Complete the following
1. Quote the melee fighting skill list word for word, everything from "Melee Fighting 100/200/300" down to "above, larger bonus.".
2. In the melee fighting skill list, which title goes with reaching 200?
3. Name every skill listed under Melee Fighting in the melee fighting skill list.

Text to read
++++++++++++++++++++
Melee Fighting 100/200/300 = Warrior/Armsmaster/Hero

- Swords - Increases skill with sword-type weapons
- Two Handed Weapons - See above, same applies for below
- Shields
- Maces & Hammers
- Polearms
- Exotic Weapons -Whips, and special cases (I may include 'alien' weaponry)
- Daggers
- Unarmed

Warrior: Undecided, most likely a straight bonus to Accuracy and Damage
Armsmaster: See above, larger bonus.
++++++++++++++++++++
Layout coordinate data
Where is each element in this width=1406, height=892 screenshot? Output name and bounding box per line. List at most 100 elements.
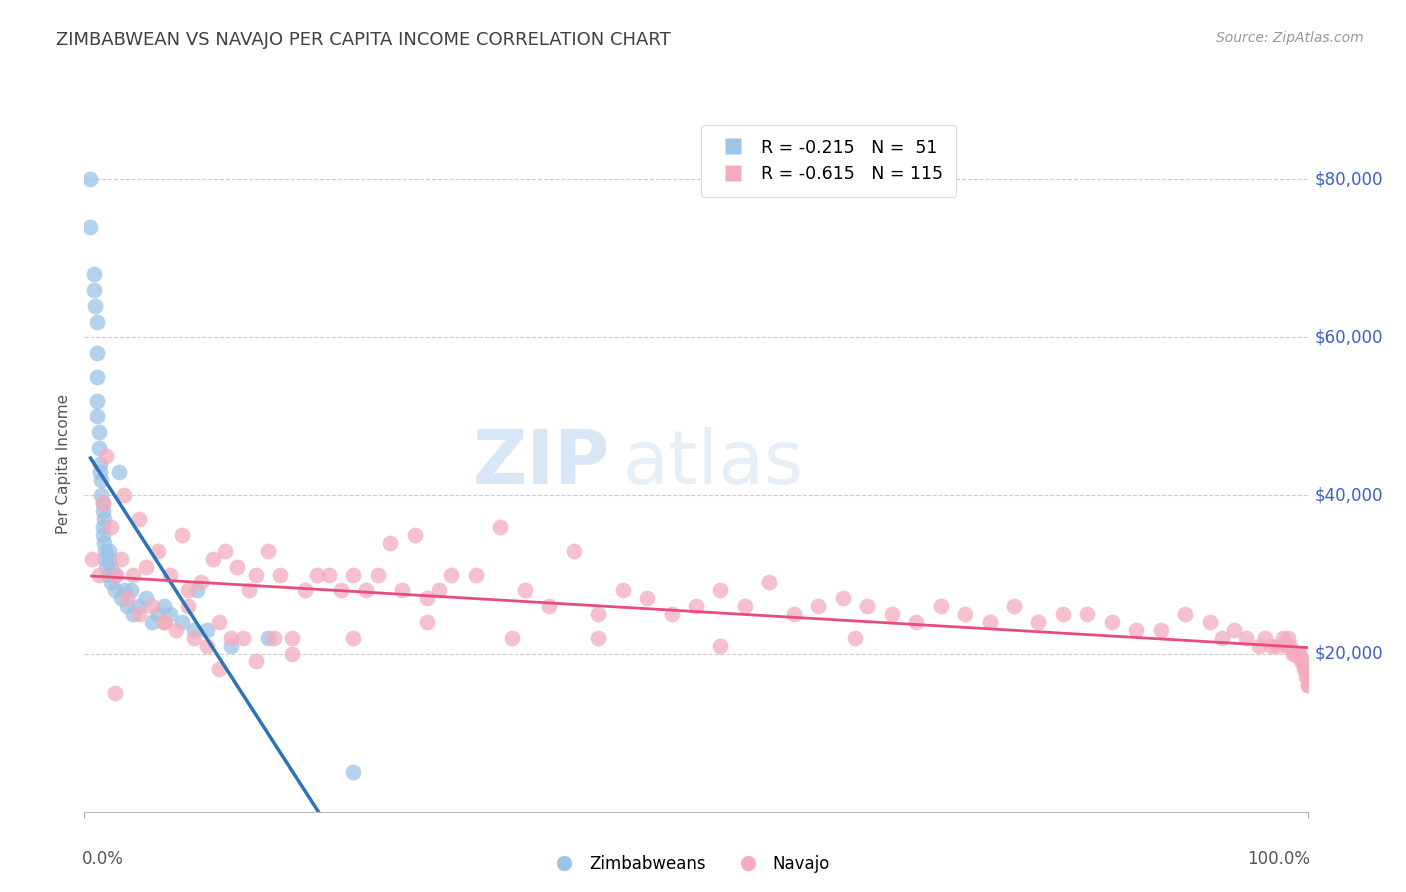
- Point: [100, 575, 122, 590]
- Point: [165, 623, 187, 637]
- Text: $20,000: $20,000: [1315, 645, 1384, 663]
- Point: [122, 607, 145, 621]
- Point: [404, 528, 426, 542]
- Point: [562, 544, 585, 558]
- Point: [146, 544, 169, 558]
- Point: [86, 314, 108, 328]
- Point: [380, 536, 402, 550]
- Point: [115, 591, 138, 606]
- Point: [89, 465, 111, 479]
- Text: ZIMBABWEAN VS NAVAJO PER CAPITA INCOME CORRELATION CHART: ZIMBABWEAN VS NAVAJO PER CAPITA INCOME C…: [56, 31, 671, 49]
- Point: [93, 536, 115, 550]
- Text: $80,000: $80,000: [1315, 170, 1384, 188]
- Point: [661, 607, 683, 621]
- Point: [128, 512, 150, 526]
- Point: [1211, 631, 1233, 645]
- Point: [86, 370, 108, 384]
- Text: 0.0%: 0.0%: [82, 850, 124, 868]
- Point: [342, 765, 364, 780]
- Point: [1223, 623, 1246, 637]
- Point: [880, 607, 903, 621]
- Point: [100, 559, 122, 574]
- Point: [1296, 670, 1319, 684]
- Point: [183, 631, 205, 645]
- Point: [1260, 639, 1282, 653]
- Point: [80, 551, 103, 566]
- Point: [190, 575, 212, 590]
- Text: atlas: atlas: [623, 427, 804, 500]
- Point: [122, 567, 145, 582]
- Point: [1028, 615, 1050, 629]
- Point: [128, 599, 150, 614]
- Point: [464, 567, 486, 582]
- Point: [1272, 631, 1295, 645]
- Point: [153, 615, 176, 629]
- Point: [90, 488, 112, 502]
- Point: [856, 599, 879, 614]
- Point: [1274, 639, 1296, 653]
- Point: [87, 567, 110, 582]
- Point: [226, 559, 249, 574]
- Point: [330, 583, 353, 598]
- Text: 100.0%: 100.0%: [1247, 850, 1310, 868]
- Point: [953, 607, 976, 621]
- Point: [107, 465, 129, 479]
- Point: [93, 512, 115, 526]
- Point: [91, 528, 114, 542]
- Point: [97, 567, 120, 582]
- Point: [219, 639, 242, 653]
- Point: [97, 551, 120, 566]
- Point: [1101, 615, 1123, 629]
- Point: [1289, 647, 1312, 661]
- Point: [153, 599, 176, 614]
- Point: [1125, 623, 1147, 637]
- Point: [208, 662, 231, 676]
- Point: [1174, 607, 1197, 621]
- Point: [84, 299, 107, 313]
- Text: $40,000: $40,000: [1315, 486, 1384, 505]
- Point: [238, 583, 260, 598]
- Point: [172, 615, 194, 629]
- Point: [208, 615, 231, 629]
- Point: [1296, 678, 1319, 692]
- Point: [1198, 615, 1220, 629]
- Point: [844, 631, 866, 645]
- Point: [128, 607, 150, 621]
- Point: [91, 496, 114, 510]
- Point: [294, 583, 316, 598]
- Point: [1247, 639, 1270, 653]
- Point: [183, 623, 205, 637]
- Point: [612, 583, 634, 598]
- Point: [219, 631, 242, 645]
- Point: [831, 591, 853, 606]
- Point: [1282, 647, 1305, 661]
- Point: [427, 583, 450, 598]
- Point: [91, 496, 114, 510]
- Point: [245, 655, 267, 669]
- Point: [146, 607, 169, 621]
- Point: [195, 623, 218, 637]
- Point: [96, 449, 118, 463]
- Point: [79, 219, 101, 234]
- Point: [89, 457, 111, 471]
- Point: [172, 528, 194, 542]
- Point: [83, 267, 105, 281]
- Point: [734, 599, 756, 614]
- Point: [79, 172, 101, 186]
- Point: [1265, 639, 1288, 653]
- Point: [97, 544, 120, 558]
- Point: [201, 551, 224, 566]
- Point: [112, 583, 135, 598]
- Point: [391, 583, 413, 598]
- Point: [342, 567, 364, 582]
- Point: [86, 346, 108, 360]
- Point: [416, 615, 439, 629]
- Point: [709, 639, 731, 653]
- Point: [159, 567, 181, 582]
- Point: [501, 631, 523, 645]
- Y-axis label: Per Capita Income: Per Capita Income: [56, 393, 72, 534]
- Point: [1254, 631, 1277, 645]
- Point: [257, 631, 280, 645]
- Point: [1292, 662, 1315, 676]
- Point: [94, 551, 117, 566]
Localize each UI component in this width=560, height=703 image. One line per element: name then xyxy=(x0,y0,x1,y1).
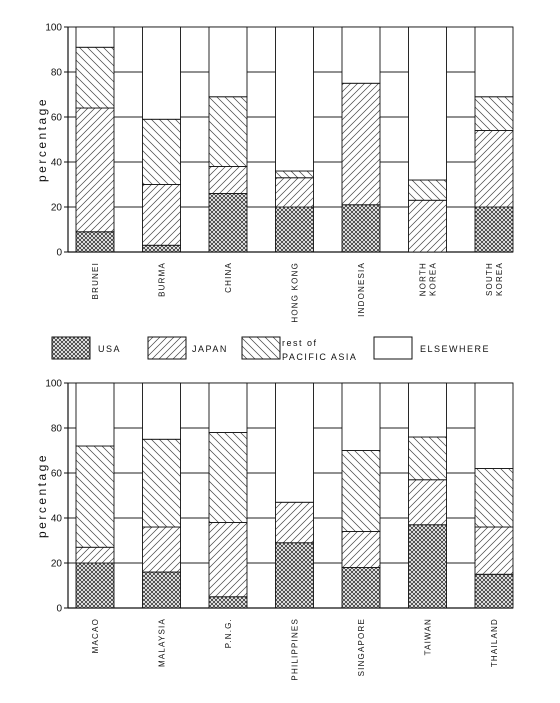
y-axis-label: percentage xyxy=(35,97,49,182)
bar-malaysia-usa xyxy=(142,571,181,609)
y-tick-label: 100 xyxy=(45,379,62,390)
bar-burma-usa xyxy=(142,244,181,253)
legend-elsewhere-swatch xyxy=(373,336,413,360)
x-tick-label: MALAYSIA xyxy=(158,618,167,667)
bar-macao-elsewhere xyxy=(75,382,115,447)
bar-china-elsewhere xyxy=(208,26,248,98)
bar-taiwan-japan xyxy=(408,479,447,526)
x-tick-label: CHINA xyxy=(224,262,233,293)
bar-singapore-usa xyxy=(341,567,381,609)
x-tick-label: SOUTHKOREA xyxy=(485,262,504,296)
bar-burma-elsewhere xyxy=(142,26,181,120)
bar-p-n-g-elsewhere xyxy=(208,382,248,433)
x-tick-label: TAIWAN xyxy=(424,618,433,655)
y-tick-label: 40 xyxy=(51,514,63,525)
y-axis-label: percentage xyxy=(35,453,49,538)
legend-rest-swatch xyxy=(241,336,281,360)
bar-china-rest-of-pacific-asia xyxy=(208,96,248,167)
bar-thailand-rest-of-pacific-asia xyxy=(474,468,514,528)
bar-china-japan xyxy=(208,166,248,194)
bar-philippines-japan xyxy=(275,501,314,544)
bar-south-korea-elsewhere xyxy=(474,26,514,98)
x-tick-label: BRUNEI xyxy=(91,262,100,299)
bottom-chart-panel: 0 20 40 60 80 100 percentage MACAO MALAYSIA P.N.G… xyxy=(35,379,514,681)
y-tick-label: 0 xyxy=(56,604,62,615)
bar-macao-rest-of-pacific-asia xyxy=(75,445,115,548)
bar-north-korea-rest-of-pacific-asia xyxy=(408,179,447,201)
bar-indonesia-elsewhere xyxy=(341,26,381,84)
y-tick-label: 40 xyxy=(51,158,63,169)
bar-south-korea-japan xyxy=(474,130,514,208)
bar-p-n-g-rest-of-pacific-asia xyxy=(208,432,248,523)
x-tick-label: PHILIPPINES xyxy=(291,618,300,681)
legend-elsewhere-label: ELSEWHERE xyxy=(420,344,490,354)
y-tick-label: 100 xyxy=(45,23,62,34)
bar-singapore-japan xyxy=(341,531,381,568)
x-tick-label: BURMA xyxy=(158,262,167,297)
y-tick-label: 80 xyxy=(51,68,63,79)
bar-macao-japan xyxy=(75,546,115,564)
bar-philippines-usa xyxy=(275,542,314,609)
chart-legend: USA JAPAN rest of PACIFIC ASIA ELSEWHERE xyxy=(51,336,490,362)
bar-taiwan-rest-of-pacific-asia xyxy=(408,436,447,481)
bar-north-korea-japan xyxy=(408,199,447,253)
bar-hong-kong-japan xyxy=(275,177,314,208)
bar-hong-kong-usa xyxy=(275,206,314,253)
top-chart-panel: 0 20 40 60 80 100 percentage BRUNEI BURMA CHINA HO… xyxy=(35,23,514,323)
y-tick-label: 60 xyxy=(51,113,63,124)
x-tick-label: HONG KONG xyxy=(291,262,300,323)
x-tick-label: THAILAND xyxy=(490,618,499,667)
bar-thailand-elsewhere xyxy=(474,382,514,469)
legend-rest-label-line2: PACIFIC ASIA xyxy=(282,352,357,362)
bar-singapore-elsewhere xyxy=(341,382,381,451)
bar-thailand-usa xyxy=(474,573,514,609)
bar-burma-rest-of-pacific-asia xyxy=(142,118,181,185)
bar-hong-kong-elsewhere xyxy=(275,26,314,172)
y-tick-label: 0 xyxy=(56,248,62,259)
y-tick-label: 80 xyxy=(51,424,63,435)
bar-indonesia-japan xyxy=(341,82,381,206)
x-tick-label: INDONESIA xyxy=(357,262,366,317)
bar-burma-japan xyxy=(142,184,181,246)
bar-singapore-rest-of-pacific-asia xyxy=(341,450,381,532)
bar-taiwan-usa xyxy=(408,524,447,609)
bar-south-korea-usa xyxy=(474,206,514,253)
x-tick-label: P.N.G. xyxy=(224,618,233,648)
bar-south-korea-rest-of-pacific-asia xyxy=(474,96,514,131)
bar-indonesia-usa xyxy=(341,204,381,253)
y-tick-label: 20 xyxy=(51,559,63,570)
x-tick-label: NORTHKOREA xyxy=(419,262,438,296)
legend-japan-label: JAPAN xyxy=(192,344,228,354)
legend-usa-swatch xyxy=(51,336,91,360)
y-tick-label: 20 xyxy=(51,203,63,214)
bar-taiwan-elsewhere xyxy=(408,382,447,438)
bar-macao-usa xyxy=(75,562,115,609)
bar-malaysia-rest-of-pacific-asia xyxy=(142,438,181,528)
bar-north-korea-elsewhere xyxy=(408,26,447,181)
x-tick-label: SINGAPORE xyxy=(357,618,366,676)
bar-hong-kong-rest-of-pacific-asia xyxy=(275,170,314,179)
bar-malaysia-elsewhere xyxy=(142,382,181,440)
bar-p-n-g-japan xyxy=(208,522,248,598)
legend-japan-swatch xyxy=(147,336,187,360)
bar-malaysia-japan xyxy=(142,526,181,573)
y-tick-label: 60 xyxy=(51,469,63,480)
bar-p-n-g-usa xyxy=(208,596,248,609)
bar-brunei-rest-of-pacific-asia xyxy=(75,46,115,109)
bar-philippines-elsewhere xyxy=(275,382,314,503)
legend-rest-label-line1: rest of xyxy=(282,338,318,348)
bar-brunei-japan xyxy=(75,107,115,233)
legend-usa-label: USA xyxy=(98,344,121,354)
x-tick-label: MACAO xyxy=(91,618,100,653)
bar-thailand-japan xyxy=(474,526,514,575)
bar-brunei-usa xyxy=(75,231,115,253)
bar-china-usa xyxy=(208,193,248,253)
bar-brunei-elsewhere xyxy=(75,26,115,48)
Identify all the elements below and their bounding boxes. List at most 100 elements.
++++++++++++++++++++
Expected answers
1.
Melee Fighting 100/200/300 = Warrior/Armsmaster/Hero

- Swords - Increases skill with sword-type weapons
- Two Handed Weapons - See above, same applies for below
- Shields
- Maces & Hammers
- Polearms
- Exotic Weapons -Whips, and special cases (I may include 'alien' weaponry)
- Daggers
- Unarmed

Warrior: Undecided, most likely a straight bonus to Accuracy and Damage
Armsmaster: See above, larger bonus.

2. Armsmaster

3. Swords, Two Handed Weapons, Shields, Maces & Hammers, Polearms, Exotic Weapons, Daggers, Unarmed